## [CHALLENGE]
Using the material that follows, identify and copy each line with the string "случае".
•••
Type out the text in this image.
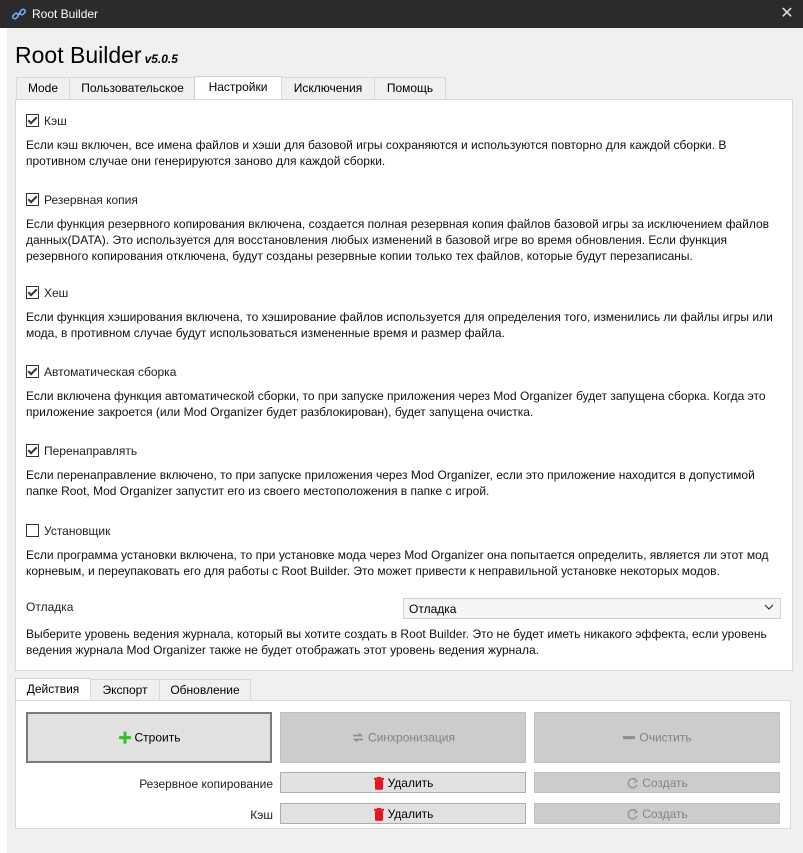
Root Builder	✕
Root Builder v5.0.5
Mode	Пользовательское	Настройки	Исключения	Помощь
Кэш
Если кэш включен, все имена файлов и хэши для базовой игры сохраняются и используются повторно для каждой сборки. В противном случае они генерируются заново для каждой сборки.
Резервная копия
Если функция резервного копирования включена, создается полная резервная копия файлов базовой игры за исключением файлов данных(DATA). Это используется для восстановления любых изменений в базовой игре во время обновления. Если функция резервного копирования отключена, будут созданы резервные копии только тех файлов, которые будут перезаписаны.
Хеш
Если функция хэширования включена, то хэширование файлов используется для определения того, изменились ли файлы игры или мода, в противном случае будут использоваться измененные время и размер файла.
Автоматическая сборка
Если включена функция автоматической сборки, то при запуске приложения через Mod Organizer будет запущена сборка. Когда это приложение закроется (или Mod Organizer будет разблокирован), будет запущена очистка.
Перенаправлять
Если перенаправление включено, то при запуске приложения через Mod Organizer, если это приложение находится в допустимой папке Root, Mod Organizer запустит его из своего местоположения в папке с игрой.
Установщик
Если программа установки включена, то при установке мода через Mod Organizer она попытается определить, является ли этот мод корневым, и переупаковать его для работы с Root Builder. Это может привести к неправильной установке некоторых модов.
Отладка	Отладка
Выберите уровень ведения журнала, который вы хотите создать в Root Builder. Это не будет иметь никакого эффекта, если уровень ведения журнала Mod Organizer также не будет отображать этот уровень ведения журнала.
Действия	Экспорт	Обновление
Строить	Синхронизация	Очистить
Резервное копирование	Удалить	Создать
Кэш	Удалить	Создать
•••
## [RESPONSE BELOW]
Если кэш включен, все имена файлов и хэши для базовой игры сохраняются и используются повторно для каждой сборки. В противном случае они генерируются заново для каждой сборки.
Если функция хэширования включена, то хэширование файлов используется для определения того, изменились ли файлы игры или мода, в противном случае будут использоваться измененные время и размер файла.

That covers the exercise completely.